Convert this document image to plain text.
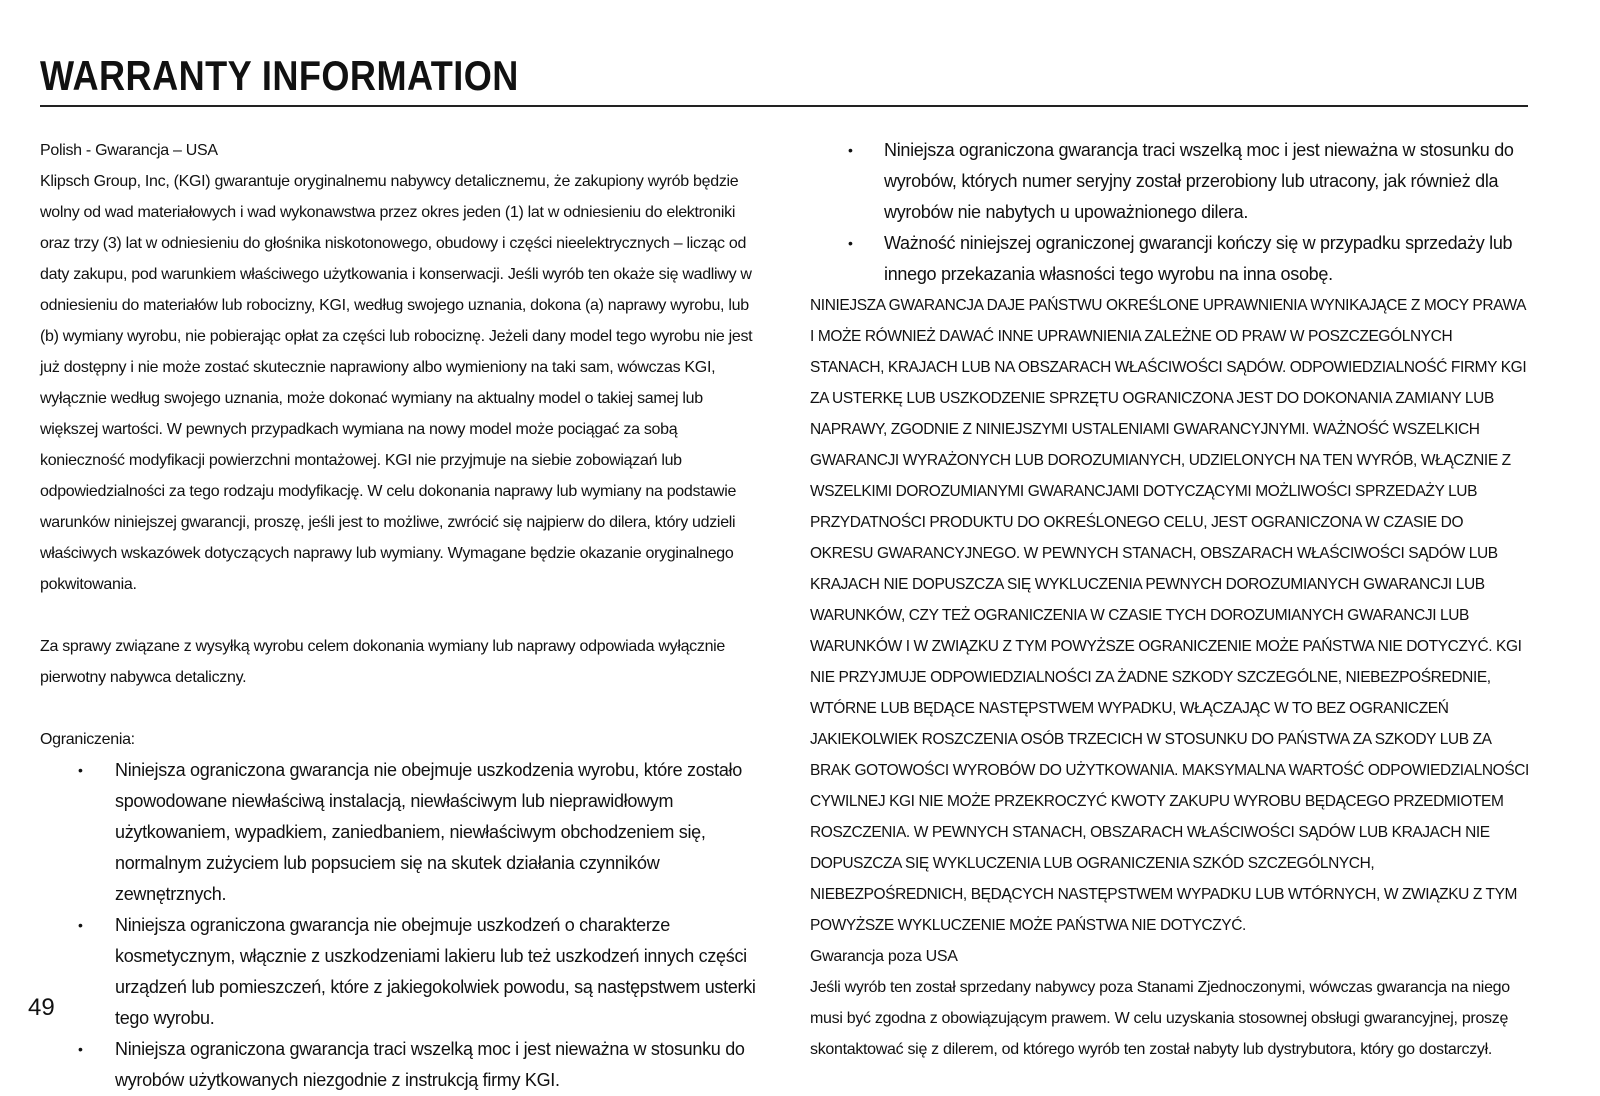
WARRANTY INFORMATION

Polish - Gwarancja – USA

Klipsch Group, Inc, (KGI) gwarantuje oryginalnemu nabywcy detalicznemu, że zakupiony wyrób będzie wolny od wad materiałowych i wad wykonawstwa przez okres jeden (1) lat w odniesieniu do elektroniki oraz trzy (3) lat w odniesieniu do głośnika niskotonowego, obudowy i części nieelektrycznych – licząc od daty zakupu, pod warunkiem właściwego użytkowania i konserwacji. Jeśli wyrób ten okaże się wadliwy w odniesieniu do materiałów lub robocizny, KGI, według swojego uznania, dokona (a) naprawy wyrobu, lub (b) wymiany wyrobu, nie pobierając opłat za części lub robociznę. Jeżeli dany model tego wyrobu nie jest już dostępny i nie może zostać skutecznie naprawiony albo wymieniony na taki sam, wówczas KGI, wyłącznie według swojego uznania, może dokonać wymiany na aktualny model o takiej samej lub większej wartości. W pewnych przypadkach wymiana na nowy model może pociągać za sobą konieczność modyfikacji powierzchni montażowej. KGI nie przyjmuje na siebie zobowiązań lub odpowiedzialności za tego rodzaju modyfikację. W celu dokonania naprawy lub wymiany na podstawie warunków niniejszej gwarancji, proszę, jeśli jest to możliwe, zwrócić się najpierw do dilera, który udzieli właściwych wskazówek dotyczących naprawy lub wymiany. Wymagane będzie okazanie oryginalnego pokwitowania.

Za sprawy związane z wysyłką wyrobu celem dokonania wymiany lub naprawy odpowiada wyłącznie pierwotny nabywca detaliczny.

Ograniczenia:

• Niniejsza ograniczona gwarancja nie obejmuje uszkodzenia wyrobu, które zostało spowodowane niewłaściwą instalacją, niewłaściwym lub nieprawidłowym użytkowaniem, wypadkiem, zaniedbaniem, niewłaściwym obchodzeniem się, normalnym zużyciem lub popsuciem się na skutek działania czynników zewnętrznych.
• Niniejsza ograniczona gwarancja nie obejmuje uszkodzeń o charakterze kosmetycznym, włącznie z uszkodzeniami lakieru lub też uszkodzeń innych części urządzeń lub pomieszczeń, które z jakiegokolwiek powodu, są następstwem usterki tego wyrobu.
• Niniejsza ograniczona gwarancja traci wszelką moc i jest nieważna w stosunku do wyrobów użytkowanych niezgodnie z instrukcją firmy KGI.
• Niniejsza ograniczona gwarancja traci wszelką moc i jest nieważna w stosunku do wyrobów, których numer seryjny został przerobiony lub utracony, jak również dla wyrobów nie nabytych u upoważnionego dilera.
• Ważność niniejszej ograniczonej gwarancji kończy się w przypadku sprzedaży lub innego przekazania własności tego wyrobu na inna osobę.

NINIEJSZA GWARANCJA DAJE PAŃSTWU OKREŚLONE UPRAWNIENIA WYNIKAJĄCE Z MOCY PRAWA I MOŻE RÓWNIEŻ DAWAĆ INNE UPRAWNIENIA ZALEŻNE OD PRAW W POSZCZEGÓLNYCH STANACH, KRAJACH LUB NA OBSZARACH WŁAŚCIWOŚCI SĄDÓW. ODPOWIEDZIALNOŚĆ FIRMY KGI ZA USTERKĘ LUB USZKODZENIE SPRZĘTU OGRANICZONA JEST DO DOKONANIA ZAMIANY LUB NAPRAWY, ZGODNIE Z NINIEJSZYMI USTALENIAMI GWARANCYJNYMI. WAŻNOŚĆ WSZELKICH GWARANCJI WYRAŻONYCH LUB DOROZUMIANYCH, UDZIELONYCH NA TEN WYRÓB, WŁĄCZNIE Z WSZELKIMI DOROZUMIANYMI GWARANCJAMI DOTYCZĄCYMI MOŻLIWOŚCI SPRZEDAŻY LUB PRZYDATNOŚCI PRODUKTU DO OKREŚLONEGO CELU, JEST OGRANICZONA W CZASIE DO OKRESU GWARANCYJNEGO. W PEWNYCH STANACH, OBSZARACH WŁAŚCIWOŚCI SĄDÓW LUB KRAJACH NIE DOPUSZCZA SIĘ WYKLUCZENIA PEWNYCH DOROZUMIANYCH GWARANCJI LUB WARUNKÓW, CZY TEŻ OGRANICZENIA W CZASIE TYCH DOROZUMIANYCH GWARANCJI LUB WARUNKÓW I W ZWIĄZKU Z TYM POWYŻSZE OGRANICZENIE MOŻE PAŃSTWA NIE DOTYCZYĆ. KGI NIE PRZYJMUJE ODPOWIEDZIALNOŚCI ZA ŻADNE SZKODY SZCZEGÓLNE, NIEBEZPOŚREDNIE, WTÓRNE LUB BĘDĄCE NASTĘPSTWEM WYPADKU, WŁĄCZAJĄC W TO BEZ OGRANICZEŃ JAKIEKOLWIEK ROSZCZENIA OSÓB TRZECICH W STOSUNKU DO PAŃSTWA ZA SZKODY LUB ZA BRAK GOTOWOŚCI WYROBÓW DO UŻYTKOWANIA. MAKSYMALNA WARTOŚĆ ODPOWIEDZIALNOŚCI CYWILNEJ KGI NIE MOŻE PRZEKROCZYĆ KWOTY ZAKUPU WYROBU BĘDĄCEGO PRZEDMIOTEM ROSZCZENIA. W PEWNYCH STANACH, OBSZARACH WŁAŚCIWOŚCI SĄDÓW LUB KRAJACH NIE DOPUSZCZA SIĘ WYKLUCZENIA LUB OGRANICZENIA SZKÓD SZCZEGÓLNYCH, NIEBEZPOŚREDNICH, BĘDĄCYCH NASTĘPSTWEM WYPADKU LUB WTÓRNYCH, W ZWIĄZKU Z TYM POWYŻSZE WYKLUCZENIE MOŻE PAŃSTWA NIE DOTYCZYĆ.

Gwarancja poza USA

Jeśli wyrób ten został sprzedany nabywcy poza Stanami Zjednoczonymi, wówczas gwarancja na niego musi być zgodna z obowiązującym prawem. W celu uzyskania stosownej obsługi gwarancyjnej, proszę skontaktować się z dilerem, od którego wyrób ten został nabyty lub dystrybutora, który go dostarczył.

49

§ **STATED GOAL**:
Each line in the records above should be reproduced exactly; images are not copied.

§ **REPLY TO THE EXERCISE**:
Convert this document image to plain text.
WARRANTY INFORMATION

Polish - Gwarancja – USA

Klipsch Group, Inc, (KGI) gwarantuje oryginalnemu nabywcy detalicznemu, że zakupiony wyrób będzie wolny od wad materiałowych i wad wykonawstwa przez okres jeden (1) lat w odniesieniu do elektroniki oraz trzy (3) lat w odniesieniu do głośnika niskotonowego, obudowy i części nieelektrycznych – licząc od daty zakupu, pod warunkiem właściwego użytkowania i konserwacji. Jeśli wyrób ten okaże się wadliwy w odniesieniu do materiałów lub robocizny, KGI, według swojego uznania, dokona (a) naprawy wyrobu, lub (b) wymiany wyrobu, nie pobierając opłat za części lub robociznę. Jeżeli dany model tego wyrobu nie jest już dostępny i nie może zostać skutecznie naprawiony albo wymieniony na taki sam, wówczas KGI, wyłącznie według swojego uznania, może dokonać wymiany na aktualny model o takiej samej lub większej wartości. W pewnych przypadkach wymiana na nowy model może pociągać za sobą konieczność modyfikacji powierzchni montażowej. KGI nie przyjmuje na siebie zobowiązań lub odpowiedzialności za tego rodzaju modyfikację. W celu dokonania naprawy lub wymiany na podstawie warunków niniejszej gwarancji, proszę, jeśli jest to możliwe, zwrócić się najpierw do dilera, który udzieli właściwych wskazówek dotyczących naprawy lub wymiany. Wymagane będzie okazanie oryginalnego pokwitowania.

Za sprawy związane z wysyłką wyrobu celem dokonania wymiany lub naprawy odpowiada wyłącznie pierwotny nabywca detaliczny.

Ograniczenia:

• Niniejsza ograniczona gwarancja nie obejmuje uszkodzenia wyrobu, które zostało spowodowane niewłaściwą instalacją, niewłaściwym lub nieprawidłowym użytkowaniem, wypadkiem, zaniedbaniem, niewłaściwym obchodzeniem się, normalnym zużyciem lub popsuciem się na skutek działania czynników zewnętrznych.
• Niniejsza ograniczona gwarancja nie obejmuje uszkodzeń o charakterze kosmetycznym, włącznie z uszkodzeniami lakieru lub też uszkodzeń innych części urządzeń lub pomieszczeń, które z jakiegokolwiek powodu, są następstwem usterki tego wyrobu.
• Niniejsza ograniczona gwarancja traci wszelką moc i jest nieważna w stosunku do wyrobów użytkowanych niezgodnie z instrukcją firmy KGI.
• Niniejsza ograniczona gwarancja traci wszelką moc i jest nieważna w stosunku do wyrobów, których numer seryjny został przerobiony lub utracony, jak również dla wyrobów nie nabytych u upoważnionego dilera.
• Ważność niniejszej ograniczonej gwarancji kończy się w przypadku sprzedaży lub innego przekazania własności tego wyrobu na inna osobę.

NINIEJSZA GWARANCJA DAJE PAŃSTWU OKREŚLONE UPRAWNIENIA WYNIKAJĄCE Z MOCY PRAWA I MOŻE RÓWNIEŻ DAWAĆ INNE UPRAWNIENIA ZALEŻNE OD PRAW W POSZCZEGÓLNYCH STANACH, KRAJACH LUB NA OBSZARACH WŁAŚCIWOŚCI SĄDÓW. ODPOWIEDZIALNOŚĆ FIRMY KGI ZA USTERKĘ LUB USZKODZENIE SPRZĘTU OGRANICZONA JEST DO DOKONANIA ZAMIANY LUB NAPRAWY, ZGODNIE Z NINIEJSZYMI USTALENIAMI GWARANCYJNYMI. WAŻNOŚĆ WSZELKICH GWARANCJI WYRAŻONYCH LUB DOROZUMIANYCH, UDZIELONYCH NA TEN WYRÓB, WŁĄCZNIE Z WSZELKIMI DOROZUMIANYMI GWARANCJAMI DOTYCZĄCYMI MOŻLIWOŚCI SPRZEDAŻY LUB PRZYDATNOŚCI PRODUKTU DO OKREŚLONEGO CELU, JEST OGRANICZONA W CZASIE DO OKRESU GWARANCYJNEGO. W PEWNYCH STANACH, OBSZARACH WŁAŚCIWOŚCI SĄDÓW LUB KRAJACH NIE DOPUSZCZA SIĘ WYKLUCZENIA PEWNYCH DOROZUMIANYCH GWARANCJI LUB WARUNKÓW, CZY TEŻ OGRANICZENIA W CZASIE TYCH DOROZUMIANYCH GWARANCJI LUB WARUNKÓW I W ZWIĄZKU Z TYM POWYŻSZE OGRANICZENIE MOŻE PAŃSTWA NIE DOTYCZYĆ. KGI NIE PRZYJMUJE ODPOWIEDZIALNOŚCI ZA ŻADNE SZKODY SZCZEGÓLNE, NIEBEZPOŚREDNIE, WTÓRNE LUB BĘDĄCE NASTĘPSTWEM WYPADKU, WŁĄCZAJĄC W TO BEZ OGRANICZEŃ JAKIEKOLWIEK ROSZCZENIA OSÓB TRZECICH W STOSUNKU DO PAŃSTWA ZA SZKODY LUB ZA BRAK GOTOWOŚCI WYROBÓW DO UŻYTKOWANIA. MAKSYMALNA WARTOŚĆ ODPOWIEDZIALNOŚCI CYWILNEJ KGI NIE MOŻE PRZEKROCZYĆ KWOTY ZAKUPU WYROBU BĘDĄCEGO PRZEDMIOTEM ROSZCZENIA. W PEWNYCH STANACH, OBSZARACH WŁAŚCIWOŚCI SĄDÓW LUB KRAJACH NIE DOPUSZCZA SIĘ WYKLUCZENIA LUB OGRANICZENIA SZKÓD SZCZEGÓLNYCH, NIEBEZPOŚREDNICH, BĘDĄCYCH NASTĘPSTWEM WYPADKU LUB WTÓRNYCH, W ZWIĄZKU Z TYM POWYŻSZE WYKLUCZENIE MOŻE PAŃSTWA NIE DOTYCZYĆ.

Gwarancja poza USA

Jeśli wyrób ten został sprzedany nabywcy poza Stanami Zjednoczonymi, wówczas gwarancja na niego musi być zgodna z obowiązującym prawem. W celu uzyskania stosownej obsługi gwarancyjnej, proszę skontaktować się z dilerem, od którego wyrób ten został nabyty lub dystrybutora, który go dostarczył.

49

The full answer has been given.